Prompt: Type out the records that follow, exactly as given.

Source data:
-.-.-
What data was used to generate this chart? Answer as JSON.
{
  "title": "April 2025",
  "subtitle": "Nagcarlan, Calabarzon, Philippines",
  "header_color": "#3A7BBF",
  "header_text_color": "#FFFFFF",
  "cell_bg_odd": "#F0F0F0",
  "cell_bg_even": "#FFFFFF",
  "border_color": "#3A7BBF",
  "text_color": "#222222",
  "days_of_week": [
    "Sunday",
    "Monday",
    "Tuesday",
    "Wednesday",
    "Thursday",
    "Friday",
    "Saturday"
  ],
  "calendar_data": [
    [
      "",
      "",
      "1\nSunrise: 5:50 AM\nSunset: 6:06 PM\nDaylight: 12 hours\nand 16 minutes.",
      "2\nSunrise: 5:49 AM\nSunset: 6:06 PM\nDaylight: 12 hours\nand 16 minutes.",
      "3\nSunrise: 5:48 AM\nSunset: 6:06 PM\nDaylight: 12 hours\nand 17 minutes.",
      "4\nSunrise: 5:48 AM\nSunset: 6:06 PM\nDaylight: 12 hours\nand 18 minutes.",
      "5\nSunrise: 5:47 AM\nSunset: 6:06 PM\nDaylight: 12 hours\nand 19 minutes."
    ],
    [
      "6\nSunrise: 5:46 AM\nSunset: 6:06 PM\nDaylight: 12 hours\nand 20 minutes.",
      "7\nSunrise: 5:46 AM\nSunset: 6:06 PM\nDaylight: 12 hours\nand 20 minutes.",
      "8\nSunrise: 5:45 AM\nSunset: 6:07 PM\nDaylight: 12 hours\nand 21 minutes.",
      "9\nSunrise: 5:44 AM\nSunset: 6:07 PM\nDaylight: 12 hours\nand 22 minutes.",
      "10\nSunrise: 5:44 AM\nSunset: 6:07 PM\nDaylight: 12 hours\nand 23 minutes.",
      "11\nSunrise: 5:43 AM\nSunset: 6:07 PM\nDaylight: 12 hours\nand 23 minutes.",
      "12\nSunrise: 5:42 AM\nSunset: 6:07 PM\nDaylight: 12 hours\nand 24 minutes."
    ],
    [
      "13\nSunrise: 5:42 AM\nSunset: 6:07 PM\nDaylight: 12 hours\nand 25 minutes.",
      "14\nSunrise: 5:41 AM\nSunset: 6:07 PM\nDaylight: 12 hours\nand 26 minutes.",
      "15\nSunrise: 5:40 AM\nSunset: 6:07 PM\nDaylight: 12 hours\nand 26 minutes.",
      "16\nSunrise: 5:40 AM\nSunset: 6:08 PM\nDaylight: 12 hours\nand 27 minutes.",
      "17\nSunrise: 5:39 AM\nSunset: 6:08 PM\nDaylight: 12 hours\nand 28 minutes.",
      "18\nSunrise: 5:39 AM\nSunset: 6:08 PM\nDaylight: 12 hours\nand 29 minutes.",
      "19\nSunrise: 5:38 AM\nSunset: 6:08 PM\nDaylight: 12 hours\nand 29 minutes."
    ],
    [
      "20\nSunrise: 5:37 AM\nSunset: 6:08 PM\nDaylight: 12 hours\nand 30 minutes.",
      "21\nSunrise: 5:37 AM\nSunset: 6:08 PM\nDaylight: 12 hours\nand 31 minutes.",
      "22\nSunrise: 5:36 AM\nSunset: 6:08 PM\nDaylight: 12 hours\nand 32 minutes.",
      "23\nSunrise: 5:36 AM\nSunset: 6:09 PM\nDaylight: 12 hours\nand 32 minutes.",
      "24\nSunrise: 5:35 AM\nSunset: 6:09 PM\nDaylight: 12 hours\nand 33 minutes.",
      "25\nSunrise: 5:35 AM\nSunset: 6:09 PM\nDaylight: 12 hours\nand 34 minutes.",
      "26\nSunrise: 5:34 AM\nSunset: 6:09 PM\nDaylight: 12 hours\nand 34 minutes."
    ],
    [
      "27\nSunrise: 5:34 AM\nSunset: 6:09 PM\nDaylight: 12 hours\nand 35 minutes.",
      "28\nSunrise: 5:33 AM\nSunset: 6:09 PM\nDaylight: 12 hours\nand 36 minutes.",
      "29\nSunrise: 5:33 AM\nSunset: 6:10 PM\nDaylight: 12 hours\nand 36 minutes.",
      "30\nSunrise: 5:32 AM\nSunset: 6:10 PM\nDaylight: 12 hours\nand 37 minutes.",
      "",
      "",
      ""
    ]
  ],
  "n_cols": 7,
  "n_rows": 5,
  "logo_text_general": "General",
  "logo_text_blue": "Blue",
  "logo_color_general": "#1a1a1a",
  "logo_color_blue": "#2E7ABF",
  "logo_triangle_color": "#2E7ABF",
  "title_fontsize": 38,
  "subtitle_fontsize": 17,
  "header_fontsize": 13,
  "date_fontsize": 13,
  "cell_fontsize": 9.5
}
-.-.-
Answer to this exercise:
What data was used to generate this chart? Answer as JSON.
{
  "title": "April 2025",
  "subtitle": "Nagcarlan, Calabarzon, Philippines",
  "header_color": "#3A7BBF",
  "header_text_color": "#FFFFFF",
  "cell_bg_odd": "#F0F0F0",
  "cell_bg_even": "#FFFFFF",
  "border_color": "#3A7BBF",
  "text_color": "#222222",
  "days_of_week": [
    "Sunday",
    "Monday",
    "Tuesday",
    "Wednesday",
    "Thursday",
    "Friday",
    "Saturday"
  ],
  "calendar_data": [
    [
      "",
      "",
      "1\nSunrise: 5:50 AM\nSunset: 6:06 PM\nDaylight: 12 hours\nand 16 minutes.",
      "2\nSunrise: 5:49 AM\nSunset: 6:06 PM\nDaylight: 12 hours\nand 16 minutes.",
      "3\nSunrise: 5:48 AM\nSunset: 6:06 PM\nDaylight: 12 hours\nand 17 minutes.",
      "4\nSunrise: 5:48 AM\nSunset: 6:06 PM\nDaylight: 12 hours\nand 18 minutes.",
      "5\nSunrise: 5:47 AM\nSunset: 6:06 PM\nDaylight: 12 hours\nand 19 minutes."
    ],
    [
      "6\nSunrise: 5:46 AM\nSunset: 6:06 PM\nDaylight: 12 hours\nand 20 minutes.",
      "7\nSunrise: 5:46 AM\nSunset: 6:06 PM\nDaylight: 12 hours\nand 20 minutes.",
      "8\nSunrise: 5:45 AM\nSunset: 6:07 PM\nDaylight: 12 hours\nand 21 minutes.",
      "9\nSunrise: 5:44 AM\nSunset: 6:07 PM\nDaylight: 12 hours\nand 22 minutes.",
      "10\nSunrise: 5:44 AM\nSunset: 6:07 PM\nDaylight: 12 hours\nand 23 minutes.",
      "11\nSunrise: 5:43 AM\nSunset: 6:07 PM\nDaylight: 12 hours\nand 23 minutes.",
      "12\nSunrise: 5:42 AM\nSunset: 6:07 PM\nDaylight: 12 hours\nand 24 minutes."
    ],
    [
      "13\nSunrise: 5:42 AM\nSunset: 6:07 PM\nDaylight: 12 hours\nand 25 minutes.",
      "14\nSunrise: 5:41 AM\nSunset: 6:07 PM\nDaylight: 12 hours\nand 26 minutes.",
      "15\nSunrise: 5:40 AM\nSunset: 6:07 PM\nDaylight: 12 hours\nand 26 minutes.",
      "16\nSunrise: 5:40 AM\nSunset: 6:08 PM\nDaylight: 12 hours\nand 27 minutes.",
      "17\nSunrise: 5:39 AM\nSunset: 6:08 PM\nDaylight: 12 hours\nand 28 minutes.",
      "18\nSunrise: 5:39 AM\nSunset: 6:08 PM\nDaylight: 12 hours\nand 29 minutes.",
      "19\nSunrise: 5:38 AM\nSunset: 6:08 PM\nDaylight: 12 hours\nand 29 minutes."
    ],
    [
      "20\nSunrise: 5:37 AM\nSunset: 6:08 PM\nDaylight: 12 hours\nand 30 minutes.",
      "21\nSunrise: 5:37 AM\nSunset: 6:08 PM\nDaylight: 12 hours\nand 31 minutes.",
      "22\nSunrise: 5:36 AM\nSunset: 6:08 PM\nDaylight: 12 hours\nand 32 minutes.",
      "23\nSunrise: 5:36 AM\nSunset: 6:09 PM\nDaylight: 12 hours\nand 32 minutes.",
      "24\nSunrise: 5:35 AM\nSunset: 6:09 PM\nDaylight: 12 hours\nand 33 minutes.",
      "25\nSunrise: 5:35 AM\nSunset: 6:09 PM\nDaylight: 12 hours\nand 34 minutes.",
      "26\nSunrise: 5:34 AM\nSunset: 6:09 PM\nDaylight: 12 hours\nand 34 minutes."
    ],
    [
      "27\nSunrise: 5:34 AM\nSunset: 6:09 PM\nDaylight: 12 hours\nand 35 minutes.",
      "28\nSunrise: 5:33 AM\nSunset: 6:09 PM\nDaylight: 12 hours\nand 36 minutes.",
      "29\nSunrise: 5:33 AM\nSunset: 6:10 PM\nDaylight: 12 hours\nand 36 minutes.",
      "30\nSunrise: 5:32 AM\nSunset: 6:10 PM\nDaylight: 12 hours\nand 37 minutes.",
      "",
      "",
      ""
    ]
  ],
  "n_cols": 7,
  "n_rows": 5,
  "logo_text_general": "General",
  "logo_text_blue": "Blue",
  "logo_color_general": "#1a1a1a",
  "logo_color_blue": "#2E7ABF",
  "logo_triangle_color": "#2E7ABF",
  "title_fontsize": 38,
  "subtitle_fontsize": 17,
  "header_fontsize": 13,
  "date_fontsize": 13,
  "cell_fontsize": 9.5
}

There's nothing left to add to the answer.